-------- DATA SUPPLIED
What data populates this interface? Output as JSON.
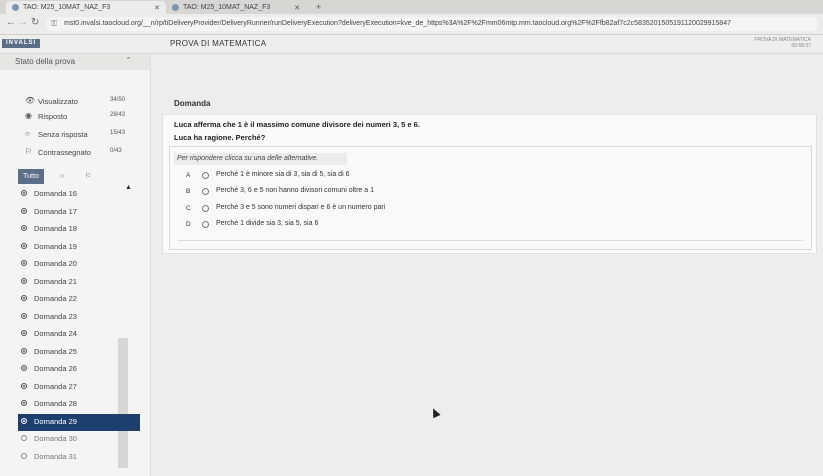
{
  "browser": {
    "tabs": [
      {
        "title": "TAO: M25_10MAT_NAZ_F3",
        "active": true
      },
      {
        "title": "TAO: M25_10MAT_NAZ_F3",
        "active": false
      }
    ],
    "new_tab": "+",
    "url": "mst0.invalsi.taocloud.org/__n/rp/tiDeliveryProvider/DeliveryRunner/runDeliveryExecution?deliveryExecution=kve_de_https%3A%2F%2Fmm06mtp.mm.taocloud.org%2F%2Ffb82af7c2c5835201505191120029915847"
  },
  "app": {
    "logo": "INVALSI",
    "title": "PROVA DI MATEMATICA",
    "right_label": "PROVA DI MATEMATICA",
    "right_time": "00:58:37"
  },
  "sidebar": {
    "header": "Stato della prova",
    "stats": [
      {
        "icon": "eye-icon",
        "glyph": "👁",
        "label": "Visualizzato",
        "value": "34/50"
      },
      {
        "icon": "answered-icon",
        "glyph": "◉",
        "label": "Risposto",
        "value": "28/43"
      },
      {
        "icon": "unanswered-icon",
        "glyph": "○",
        "label": "Senza risposta",
        "value": "15/43"
      },
      {
        "icon": "flag-icon",
        "glyph": "⚐",
        "label": "Contrassegnato",
        "value": "0/43"
      }
    ],
    "filters": {
      "all": "Tutto",
      "unanswered_glyph": "○",
      "flag_glyph": "⚐"
    },
    "questions": [
      {
        "label": "Domanda 16",
        "state": "answered"
      },
      {
        "label": "Domanda 17",
        "state": "answered"
      },
      {
        "label": "Domanda 18",
        "state": "answered"
      },
      {
        "label": "Domanda 19",
        "state": "answered"
      },
      {
        "label": "Domanda 20",
        "state": "answered"
      },
      {
        "label": "Domanda 21",
        "state": "answered"
      },
      {
        "label": "Domanda 22",
        "state": "answered"
      },
      {
        "label": "Domanda 23",
        "state": "answered"
      },
      {
        "label": "Domanda 24",
        "state": "answered"
      },
      {
        "label": "Domanda 25",
        "state": "answered"
      },
      {
        "label": "Domanda 26",
        "state": "answered"
      },
      {
        "label": "Domanda 27",
        "state": "answered"
      },
      {
        "label": "Domanda 28",
        "state": "answered"
      },
      {
        "label": "Domanda 29",
        "state": "current"
      },
      {
        "label": "Domanda 30",
        "state": "unanswered"
      },
      {
        "label": "Domanda 31",
        "state": "unanswered"
      }
    ]
  },
  "main": {
    "section_label": "Domanda",
    "question_line1": "Luca afferma che 1 è il massimo comune divisore dei numeri 3, 5 e 6.",
    "question_line2": "Luca ha ragione. Perché?",
    "instruction": "Per rispondere clicca su una delle alternative.",
    "options": [
      {
        "letter": "A",
        "text": "Perché 1 è minore sia di 3, sia di 5, sia di 6"
      },
      {
        "letter": "B",
        "text": "Perché 3, 6 e 5 non hanno divisori comuni oltre a 1"
      },
      {
        "letter": "C",
        "text": "Perché 3 e 5 sono numeri dispari e 6 è un numero pari"
      },
      {
        "letter": "D",
        "text": "Perché 1 divide sia 3, sia 5, sia 6"
      }
    ]
  },
  "colors": {
    "current_item_bg": "#1d3f6e",
    "logo_bg": "#5a6f87",
    "filter_active_bg": "#5b6f88"
  }
}
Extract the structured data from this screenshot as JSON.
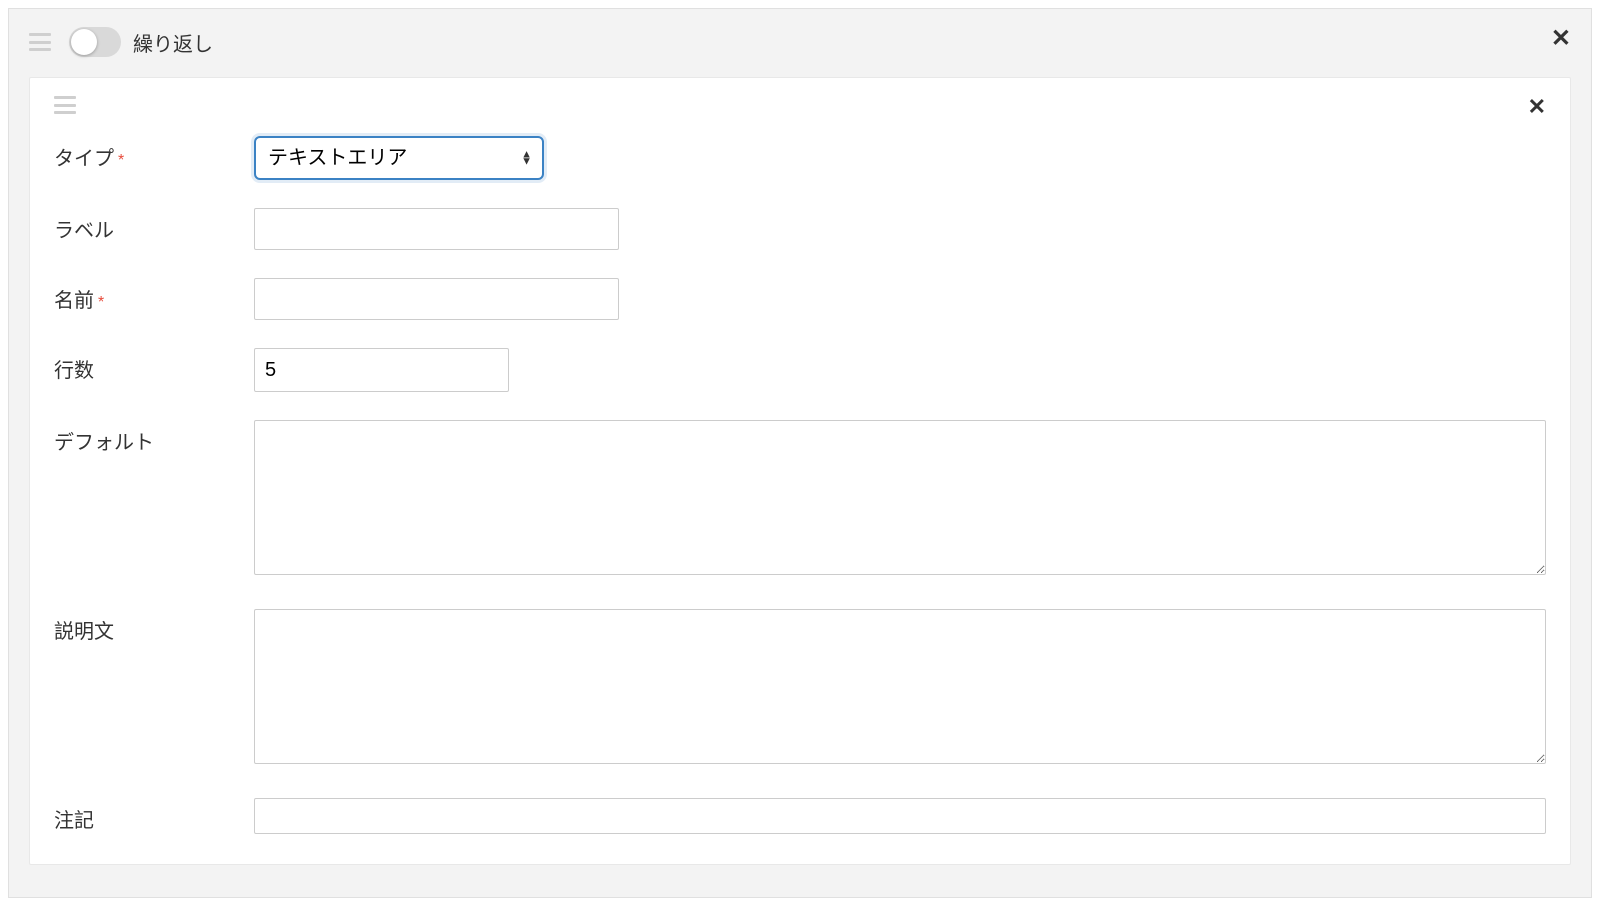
{
  "outer": {
    "toggle_label": "繰り返し",
    "toggle_on": false
  },
  "form": {
    "type": {
      "label": "タイプ",
      "required": "*",
      "value": "テキストエリア"
    },
    "label_field": {
      "label": "ラベル",
      "value": ""
    },
    "name": {
      "label": "名前",
      "required": "*",
      "value": ""
    },
    "rows": {
      "label": "行数",
      "value": "5"
    },
    "default": {
      "label": "デフォルト",
      "value": ""
    },
    "description": {
      "label": "説明文",
      "value": ""
    },
    "note": {
      "label": "注記",
      "value": ""
    }
  }
}
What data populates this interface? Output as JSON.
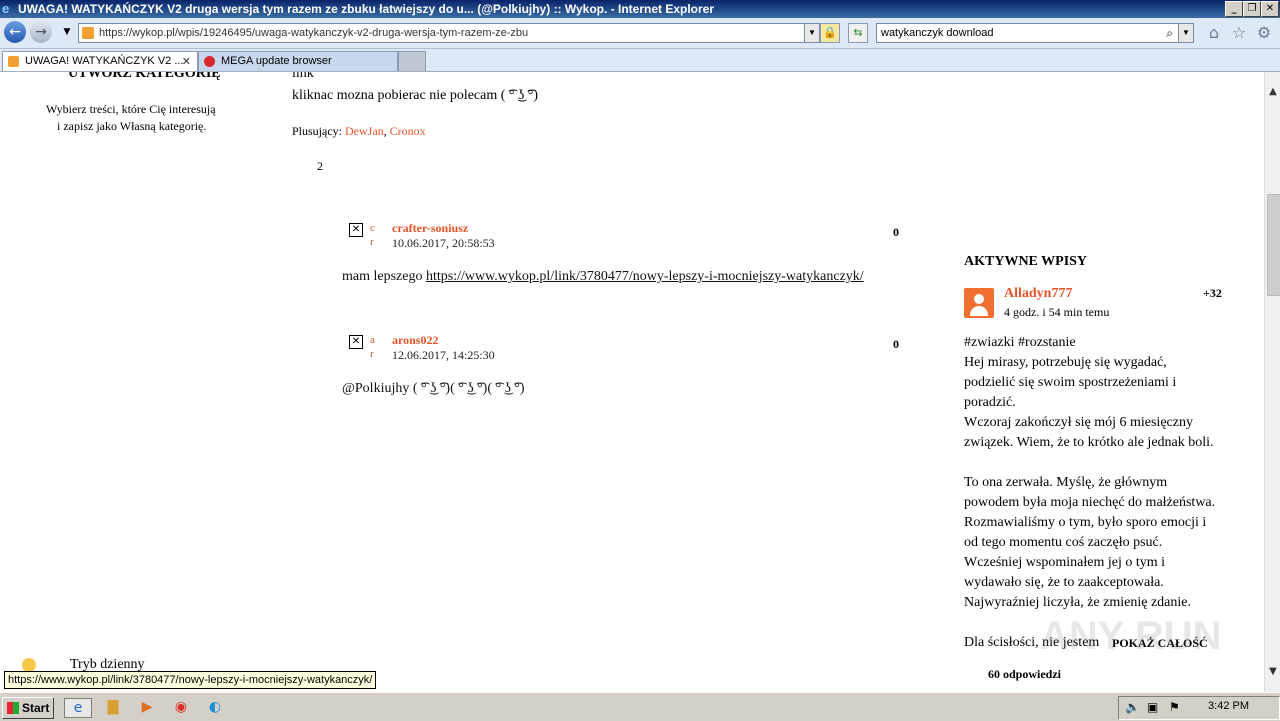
{
  "window": {
    "title": "UWAGA! WATYKAŃCZYK V2 druga wersja tym razem ze zbuku łatwiejszy do u... (@Polkiujhy) :: Wykop. - Internet Explorer"
  },
  "navbar": {
    "url": "https://wykop.pl/wpis/19246495/uwaga-watykanczyk-v2-druga-wersja-tym-razem-ze-zbu",
    "search_value": "watykanczyk download"
  },
  "tabs": [
    {
      "label": "UWAGA! WATYKAŃCZYK V2 ..."
    },
    {
      "label": "MEGA update browser"
    }
  ],
  "left_sidebar": {
    "heading": "UTWÓRZ KATEGORIĘ",
    "desc_line1": "Wybierz treści, które Cię interesują",
    "desc_line2": "i zapisz jako Własną kategorię.",
    "day_mode": "Tryb dzienny"
  },
  "post": {
    "line_link": "link",
    "line_text": "kliknac mozna pobierac nie polecam ( ͡° ͜ʖ ͡°)",
    "plusujacy_label": "Plusujący:",
    "plusujacy_user1": "DewJan",
    "separator": ",",
    "plusujacy_user2": "Cronox",
    "count": "2"
  },
  "comments": [
    {
      "avatar_letter1": "c",
      "avatar_letter2": "r",
      "user": "crafter-soniusz",
      "date": "10.06.2017, 20:58:53",
      "score": "0",
      "text_prefix": "mam lepszego ",
      "link": "https://www.wykop.pl/link/3780477/nowy-lepszy-i-mocniejszy-watykanczyk/"
    },
    {
      "avatar_letter1": "a",
      "avatar_letter2": "r",
      "user": "arons022",
      "date": "12.06.2017, 14:25:30",
      "score": "0",
      "text": "@Polkiujhy ( ͡° ͜ʖ ͡°)( ͡° ͜ʖ ͡°)( ͡° ͜ʖ ͡°)"
    }
  ],
  "active_entries": {
    "title": "AKTYWNE WPISY",
    "user": "Alladyn777",
    "time": "4 godz. i 54 min temu",
    "score": "+32",
    "lines": [
      "#zwiazki #rozstanie",
      "Hej mirasy, potrzebuję się wygadać,",
      "podzielić się swoim spostrzeżeniami i",
      "poradzić.",
      "Wczoraj zakończył się mój 6 miesięczny",
      "związek. Wiem, że to krótko ale jednak boli.",
      "",
      "To ona zerwała. Myślę, że głównym",
      "powodem była moja niechęć do małżeństwa.",
      "Rozmawialiśmy o tym, było sporo emocji i",
      "od tego momentu coś zaczęło psuć.",
      "Wcześniej wspominałem jej o tym i",
      "wydawało się, że to zaakceptowała.",
      "Najwyraźniej liczyła, że zmienię zdanie.",
      "",
      "Dla ścisłości, nie jestem"
    ],
    "show_all": "POKAŻ CAŁOŚĆ",
    "replies": "60 odpowiedzi"
  },
  "statusbar": {
    "url": "https://www.wykop.pl/link/3780477/nowy-lepszy-i-mocniejszy-watykanczyk/"
  },
  "taskbar": {
    "start": "Start",
    "clock": "3:42 PM"
  },
  "watermark": "ANY RUN",
  "colors": {
    "accent": "#e4542b",
    "titlebar": "#0a246a"
  }
}
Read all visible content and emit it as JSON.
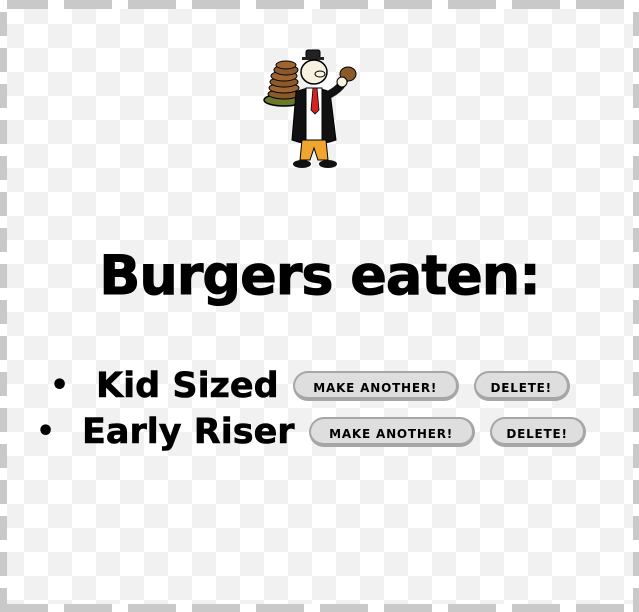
{
  "mascot": {
    "icon": "burger-mascot-illustration"
  },
  "title": "Burgers eaten:",
  "burgers": [
    {
      "name": "Kid Sized",
      "make_label": "MAKE ANOTHER!",
      "delete_label": "DELETE!"
    },
    {
      "name": "Early Riser",
      "make_label": "MAKE ANOTHER!",
      "delete_label": "DELETE!"
    }
  ],
  "colors": {
    "text": "#000000",
    "button_bg": "#dedede",
    "button_border": "#a6a6a6",
    "checker_light": "#ffffff",
    "checker_dark": "#f1f1f1",
    "border_pattern": "#c9c9c9"
  }
}
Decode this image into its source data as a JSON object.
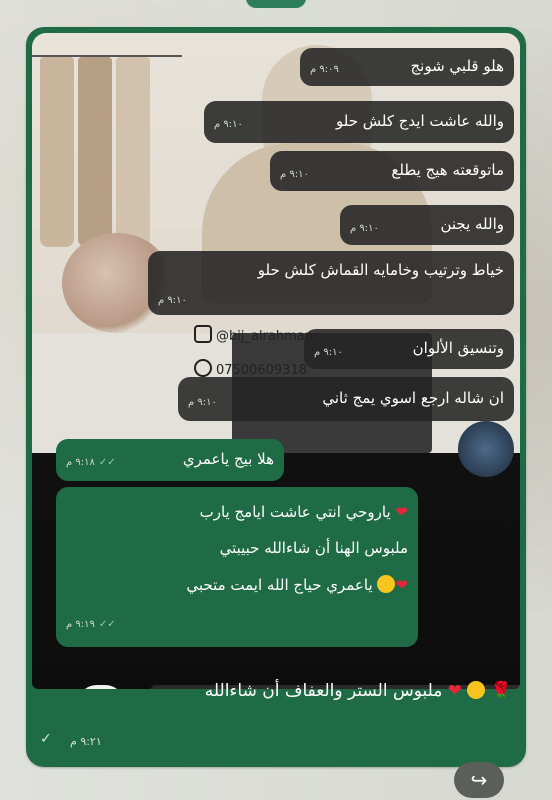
{
  "messages": [
    {
      "text": "هلو قلبي شونج",
      "time": "٩:٠٩ م"
    },
    {
      "text": "والله عاشت ايدج كلش حلو",
      "time": "٩:١٠ م"
    },
    {
      "text": "ماتوقعته هيج يطلع",
      "time": "٩:١٠ م"
    },
    {
      "text": "والله يجنن",
      "time": "٩:١٠ م"
    },
    {
      "text": "خياط وترتيب وخامايه القماش كلش حلو",
      "time": "٩:١٠ م"
    },
    {
      "text": "وتنسيق الألوان",
      "time": "٩:١٠ م"
    },
    {
      "text": "ان شاله ارجع اسوي يمج ثاني",
      "time": "٩:١٠ م"
    },
    {
      "text": "هلا بيج ياعمري",
      "time": "٩:١٨ م"
    }
  ],
  "long_message": {
    "line1": "ياروحي انتي عاشت ايامج يارب",
    "line2": "ملبوس الهنا أن شاءالله حبيبتي",
    "line3": "ياعمري حياج الله ايمت متحبي",
    "time": "٩:١٩ م"
  },
  "photo": {
    "instagram": "@bij_alrahman",
    "phone": "07500609318"
  },
  "forwarded": {
    "text": "ملبوس الستر والعفاف أن شاءالله",
    "time": "٩:٢١ م"
  },
  "icons": {
    "reply": "share-forward-icon",
    "check": "check-icon"
  },
  "colors": {
    "bubble_green": "#1f6b45",
    "bubble_dark": "#242424",
    "heart": "#e0283a"
  }
}
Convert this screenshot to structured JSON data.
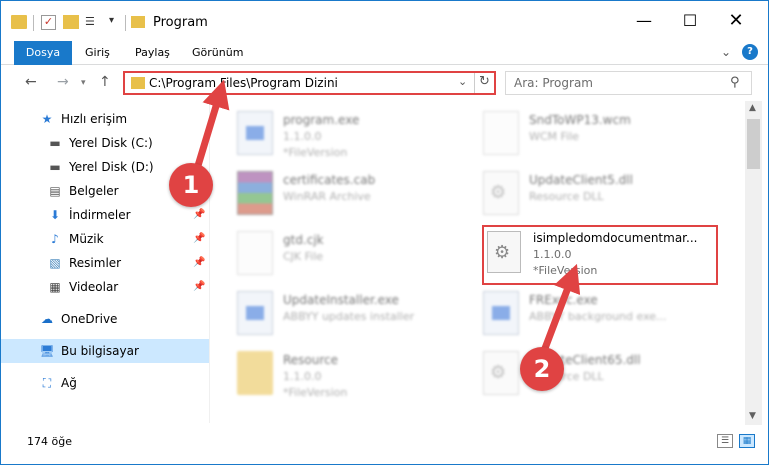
----------------
▶ SET TASK:
Copy out every line of the listing that includes the string "Polkiujhy".

▶ REPLY TO THE TASK:
    "title": "UWAGA! WATYKAŃCZYK V2 druga wersja tym razem ze zbuku łatwiejszy do u... (@Polkiujhy) :: Wykop. - Internet Explorer"
      "text": "@Polkiujhy ( ͡° ͜ʖ ͡°)( ͡° ͜ʖ ͡°)( ͡° ͜ʖ ͡°)"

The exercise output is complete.